Data to use
****************************************

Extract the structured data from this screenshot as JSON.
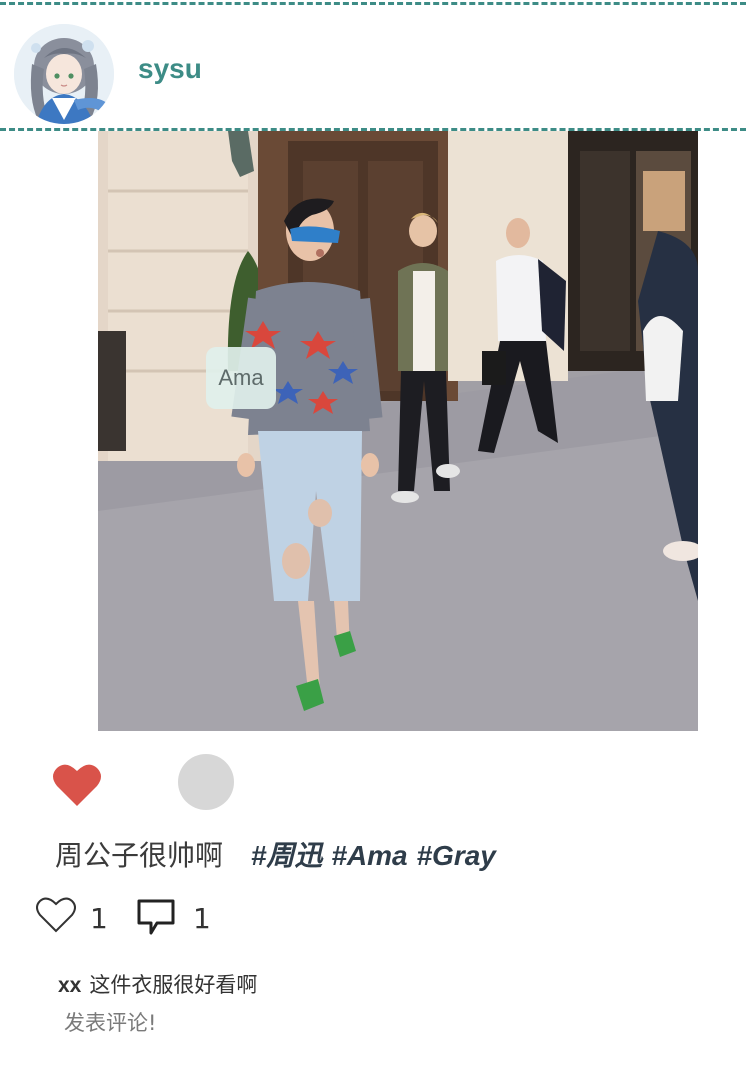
{
  "colors": {
    "accent": "#3d8c86",
    "like_filled": "#d9534a",
    "tag_text": "#2f3d4a"
  },
  "post": {
    "username": "sysu",
    "photo_tag": "Ama",
    "caption": {
      "text": "周公子很帅啊",
      "hashtags": [
        "#周迅",
        "#Ama",
        "#Gray"
      ]
    },
    "like_count": "1",
    "comment_count": "1",
    "comments": [
      {
        "user": "xx",
        "text": "这件衣服很好看啊"
      }
    ],
    "add_comment_label": "发表评论!"
  },
  "icons": {
    "like_button": "heart-filled-icon",
    "like_stat": "heart-outline-icon",
    "comment_stat": "speech-bubble-icon"
  }
}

****************************************

What is expected
Repeat the data exactly, excluding the pictures.

Solution
Extract the structured data from this screenshot as JSON.
{
  "colors": {
    "accent": "#3d8c86",
    "like_filled": "#d9534a",
    "tag_text": "#2f3d4a"
  },
  "post": {
    "username": "sysu",
    "photo_tag": "Ama",
    "caption": {
      "text": "周公子很帅啊",
      "hashtags": [
        "#周迅",
        "#Ama",
        "#Gray"
      ]
    },
    "like_count": "1",
    "comment_count": "1",
    "comments": [
      {
        "user": "xx",
        "text": "这件衣服很好看啊"
      }
    ],
    "add_comment_label": "发表评论!"
  },
  "icons": {
    "like_button": "heart-filled-icon",
    "like_stat": "heart-outline-icon",
    "comment_stat": "speech-bubble-icon"
  }
}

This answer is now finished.